■ Input data

▶

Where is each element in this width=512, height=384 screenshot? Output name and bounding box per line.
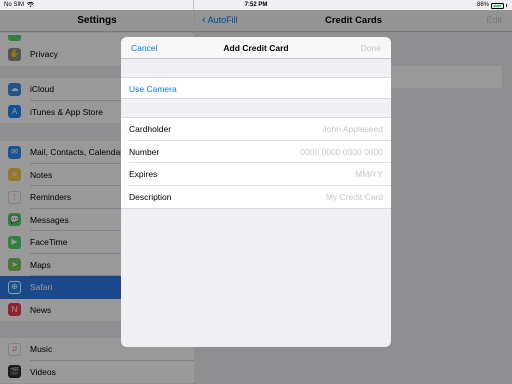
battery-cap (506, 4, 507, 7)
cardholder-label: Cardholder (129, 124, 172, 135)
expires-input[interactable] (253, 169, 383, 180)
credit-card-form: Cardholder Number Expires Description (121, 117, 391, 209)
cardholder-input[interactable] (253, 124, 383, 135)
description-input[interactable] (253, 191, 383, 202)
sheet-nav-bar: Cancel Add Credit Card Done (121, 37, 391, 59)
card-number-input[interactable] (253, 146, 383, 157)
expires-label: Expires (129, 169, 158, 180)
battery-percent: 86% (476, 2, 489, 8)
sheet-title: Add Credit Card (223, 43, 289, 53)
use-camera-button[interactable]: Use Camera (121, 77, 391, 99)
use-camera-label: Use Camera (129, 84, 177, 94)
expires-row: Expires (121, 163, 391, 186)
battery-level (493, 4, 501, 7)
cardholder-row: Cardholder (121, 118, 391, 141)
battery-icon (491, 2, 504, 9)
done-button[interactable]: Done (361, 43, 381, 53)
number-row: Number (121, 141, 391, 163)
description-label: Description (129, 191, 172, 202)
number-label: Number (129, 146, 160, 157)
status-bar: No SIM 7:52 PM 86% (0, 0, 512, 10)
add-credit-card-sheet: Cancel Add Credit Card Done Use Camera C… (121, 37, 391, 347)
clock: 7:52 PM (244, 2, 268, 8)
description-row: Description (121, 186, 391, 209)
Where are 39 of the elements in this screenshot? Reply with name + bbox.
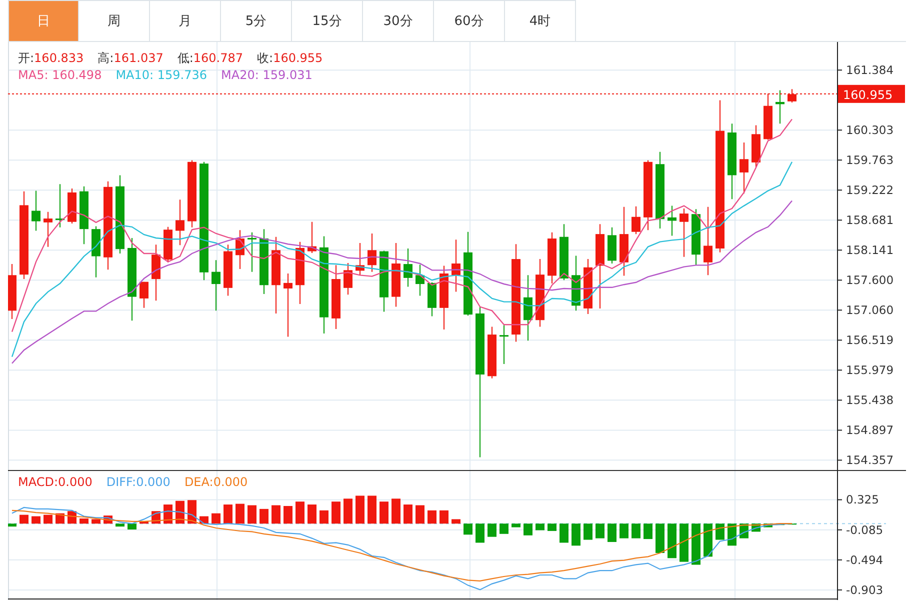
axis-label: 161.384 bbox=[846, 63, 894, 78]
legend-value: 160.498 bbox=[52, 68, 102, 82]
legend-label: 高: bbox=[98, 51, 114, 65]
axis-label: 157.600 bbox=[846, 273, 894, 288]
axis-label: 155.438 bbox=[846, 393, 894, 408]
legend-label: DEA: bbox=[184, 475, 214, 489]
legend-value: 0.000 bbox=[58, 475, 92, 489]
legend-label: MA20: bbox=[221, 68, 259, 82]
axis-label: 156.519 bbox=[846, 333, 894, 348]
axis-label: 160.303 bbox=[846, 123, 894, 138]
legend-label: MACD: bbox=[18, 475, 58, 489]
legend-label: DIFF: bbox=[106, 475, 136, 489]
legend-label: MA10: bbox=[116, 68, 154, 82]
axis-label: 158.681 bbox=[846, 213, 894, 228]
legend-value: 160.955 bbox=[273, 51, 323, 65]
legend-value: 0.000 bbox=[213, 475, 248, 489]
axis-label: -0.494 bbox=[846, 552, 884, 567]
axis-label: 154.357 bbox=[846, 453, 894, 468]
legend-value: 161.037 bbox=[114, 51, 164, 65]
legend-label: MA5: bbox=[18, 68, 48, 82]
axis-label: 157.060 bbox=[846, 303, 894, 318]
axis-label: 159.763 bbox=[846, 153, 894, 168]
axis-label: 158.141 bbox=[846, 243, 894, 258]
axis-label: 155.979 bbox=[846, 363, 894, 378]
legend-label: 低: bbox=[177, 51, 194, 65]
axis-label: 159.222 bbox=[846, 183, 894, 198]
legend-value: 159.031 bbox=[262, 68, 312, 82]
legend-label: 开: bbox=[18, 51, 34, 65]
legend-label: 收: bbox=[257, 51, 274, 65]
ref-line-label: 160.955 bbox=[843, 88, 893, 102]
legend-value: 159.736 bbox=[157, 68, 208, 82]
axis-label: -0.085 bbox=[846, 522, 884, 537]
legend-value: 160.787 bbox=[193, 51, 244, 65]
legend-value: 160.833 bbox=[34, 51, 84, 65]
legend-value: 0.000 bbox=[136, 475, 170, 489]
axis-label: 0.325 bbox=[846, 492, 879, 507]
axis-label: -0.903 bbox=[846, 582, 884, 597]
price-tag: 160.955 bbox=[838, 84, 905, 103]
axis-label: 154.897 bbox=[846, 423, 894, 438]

◀
▶

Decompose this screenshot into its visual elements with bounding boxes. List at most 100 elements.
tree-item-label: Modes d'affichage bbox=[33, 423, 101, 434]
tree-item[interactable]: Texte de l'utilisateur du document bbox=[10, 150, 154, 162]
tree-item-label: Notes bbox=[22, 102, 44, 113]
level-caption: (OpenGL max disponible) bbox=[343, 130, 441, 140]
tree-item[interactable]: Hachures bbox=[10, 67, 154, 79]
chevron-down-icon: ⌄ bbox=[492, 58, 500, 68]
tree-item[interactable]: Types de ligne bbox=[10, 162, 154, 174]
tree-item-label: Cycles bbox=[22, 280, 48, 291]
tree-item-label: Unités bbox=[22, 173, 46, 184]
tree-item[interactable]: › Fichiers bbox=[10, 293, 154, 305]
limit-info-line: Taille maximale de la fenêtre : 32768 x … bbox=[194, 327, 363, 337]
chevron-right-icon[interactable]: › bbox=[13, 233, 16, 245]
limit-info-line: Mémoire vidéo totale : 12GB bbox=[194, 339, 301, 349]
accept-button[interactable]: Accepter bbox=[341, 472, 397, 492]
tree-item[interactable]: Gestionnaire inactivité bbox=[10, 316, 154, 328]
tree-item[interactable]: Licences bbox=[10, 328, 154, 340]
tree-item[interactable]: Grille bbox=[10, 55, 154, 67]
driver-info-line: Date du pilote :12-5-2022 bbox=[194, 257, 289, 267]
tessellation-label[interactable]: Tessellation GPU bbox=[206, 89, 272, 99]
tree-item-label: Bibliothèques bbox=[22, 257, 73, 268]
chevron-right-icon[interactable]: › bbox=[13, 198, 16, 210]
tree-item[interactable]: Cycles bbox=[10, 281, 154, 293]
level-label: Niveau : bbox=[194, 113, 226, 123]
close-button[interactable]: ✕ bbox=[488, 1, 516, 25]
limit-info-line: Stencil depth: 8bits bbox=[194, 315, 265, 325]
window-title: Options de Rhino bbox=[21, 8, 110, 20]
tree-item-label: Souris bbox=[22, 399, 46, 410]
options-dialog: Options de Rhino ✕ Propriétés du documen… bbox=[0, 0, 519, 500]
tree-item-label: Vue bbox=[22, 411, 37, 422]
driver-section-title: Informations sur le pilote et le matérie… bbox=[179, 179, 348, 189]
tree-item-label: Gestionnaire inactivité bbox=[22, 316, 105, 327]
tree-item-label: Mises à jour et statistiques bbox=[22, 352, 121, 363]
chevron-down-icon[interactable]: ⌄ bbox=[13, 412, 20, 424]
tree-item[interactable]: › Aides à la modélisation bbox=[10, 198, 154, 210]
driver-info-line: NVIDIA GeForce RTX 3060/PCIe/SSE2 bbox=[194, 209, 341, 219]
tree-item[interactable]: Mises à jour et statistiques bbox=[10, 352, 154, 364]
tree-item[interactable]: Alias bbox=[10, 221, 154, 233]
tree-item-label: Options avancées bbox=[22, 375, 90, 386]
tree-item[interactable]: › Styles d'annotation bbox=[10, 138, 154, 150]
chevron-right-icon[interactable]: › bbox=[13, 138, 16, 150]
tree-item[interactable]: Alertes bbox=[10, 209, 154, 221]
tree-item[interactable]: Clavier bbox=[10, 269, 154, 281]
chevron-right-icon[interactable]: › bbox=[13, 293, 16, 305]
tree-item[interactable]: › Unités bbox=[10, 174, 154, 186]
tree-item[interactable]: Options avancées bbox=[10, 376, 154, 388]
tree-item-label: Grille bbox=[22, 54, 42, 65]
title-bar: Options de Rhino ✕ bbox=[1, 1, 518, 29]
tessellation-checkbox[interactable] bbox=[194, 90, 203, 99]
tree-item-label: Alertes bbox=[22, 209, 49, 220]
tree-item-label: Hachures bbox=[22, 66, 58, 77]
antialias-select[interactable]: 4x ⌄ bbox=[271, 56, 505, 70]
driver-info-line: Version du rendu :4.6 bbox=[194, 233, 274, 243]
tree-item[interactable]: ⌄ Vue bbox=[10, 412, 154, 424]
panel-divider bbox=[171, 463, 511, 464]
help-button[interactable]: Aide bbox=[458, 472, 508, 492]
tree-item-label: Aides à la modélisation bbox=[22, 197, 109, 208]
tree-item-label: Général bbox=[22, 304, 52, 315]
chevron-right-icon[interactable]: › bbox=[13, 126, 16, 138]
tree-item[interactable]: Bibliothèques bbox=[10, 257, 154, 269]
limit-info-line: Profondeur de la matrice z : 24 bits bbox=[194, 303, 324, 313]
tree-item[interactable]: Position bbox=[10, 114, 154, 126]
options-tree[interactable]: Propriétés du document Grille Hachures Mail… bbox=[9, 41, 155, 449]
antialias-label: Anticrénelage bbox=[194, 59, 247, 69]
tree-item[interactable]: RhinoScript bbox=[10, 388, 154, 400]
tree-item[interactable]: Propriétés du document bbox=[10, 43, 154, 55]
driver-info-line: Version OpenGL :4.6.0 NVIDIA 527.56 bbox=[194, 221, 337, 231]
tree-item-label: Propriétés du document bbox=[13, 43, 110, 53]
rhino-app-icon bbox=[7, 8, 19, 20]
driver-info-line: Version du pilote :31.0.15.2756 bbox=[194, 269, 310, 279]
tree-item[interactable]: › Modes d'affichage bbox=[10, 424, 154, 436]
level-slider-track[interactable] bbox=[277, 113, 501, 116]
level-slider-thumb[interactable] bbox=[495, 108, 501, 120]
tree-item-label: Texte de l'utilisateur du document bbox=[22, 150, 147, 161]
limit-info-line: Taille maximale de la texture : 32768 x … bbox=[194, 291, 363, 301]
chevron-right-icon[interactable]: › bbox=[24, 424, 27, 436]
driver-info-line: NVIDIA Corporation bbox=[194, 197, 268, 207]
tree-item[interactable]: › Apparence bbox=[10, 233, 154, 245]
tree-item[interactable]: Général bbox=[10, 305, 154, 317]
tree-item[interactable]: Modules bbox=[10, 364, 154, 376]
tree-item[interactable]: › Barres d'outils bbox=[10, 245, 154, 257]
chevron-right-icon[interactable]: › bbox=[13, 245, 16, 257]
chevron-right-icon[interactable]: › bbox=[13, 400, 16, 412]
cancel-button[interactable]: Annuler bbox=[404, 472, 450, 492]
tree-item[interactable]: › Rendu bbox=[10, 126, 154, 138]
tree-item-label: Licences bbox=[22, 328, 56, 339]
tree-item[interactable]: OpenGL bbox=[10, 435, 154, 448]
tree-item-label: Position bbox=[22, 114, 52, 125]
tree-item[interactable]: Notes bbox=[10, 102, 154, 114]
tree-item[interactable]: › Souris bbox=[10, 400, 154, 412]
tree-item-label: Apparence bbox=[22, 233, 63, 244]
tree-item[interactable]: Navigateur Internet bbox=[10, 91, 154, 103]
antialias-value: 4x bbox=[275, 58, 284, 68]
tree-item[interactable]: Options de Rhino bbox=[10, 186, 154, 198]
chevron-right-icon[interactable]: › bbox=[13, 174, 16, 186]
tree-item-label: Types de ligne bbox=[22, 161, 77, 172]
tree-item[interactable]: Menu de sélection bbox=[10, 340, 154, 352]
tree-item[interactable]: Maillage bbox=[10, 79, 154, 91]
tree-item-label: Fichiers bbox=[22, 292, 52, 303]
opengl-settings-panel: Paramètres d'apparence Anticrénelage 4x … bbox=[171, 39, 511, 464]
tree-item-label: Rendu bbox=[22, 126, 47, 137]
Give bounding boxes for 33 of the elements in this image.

◀

■ Exercise task
Swap "axis-label" for "y-axis-label" in the part that opens with the line containing "axis-label: 161.384 bbox=[846, 63, 894, 78]" and closes with the line containing "legend-label: MACD: bbox=[18, 475, 58, 489]". Give back only those lines, with everything else unchanged.

■ Response to this task
y-axis-label: 161.384 bbox=[846, 63, 894, 78]
legend-value: 160.498 bbox=[52, 68, 102, 82]
legend-label: 高: bbox=[98, 51, 114, 65]
y-axis-label: 157.600 bbox=[846, 273, 894, 288]
y-axis-label: 155.438 bbox=[846, 393, 894, 408]
legend-label: DEA: bbox=[184, 475, 214, 489]
legend-value: 0.000 bbox=[58, 475, 92, 489]
legend-label: MA20: bbox=[221, 68, 259, 82]
y-axis-label: 156.519 bbox=[846, 333, 894, 348]
y-axis-label: 160.303 bbox=[846, 123, 894, 138]
legend-label: MACD: bbox=[18, 475, 58, 489]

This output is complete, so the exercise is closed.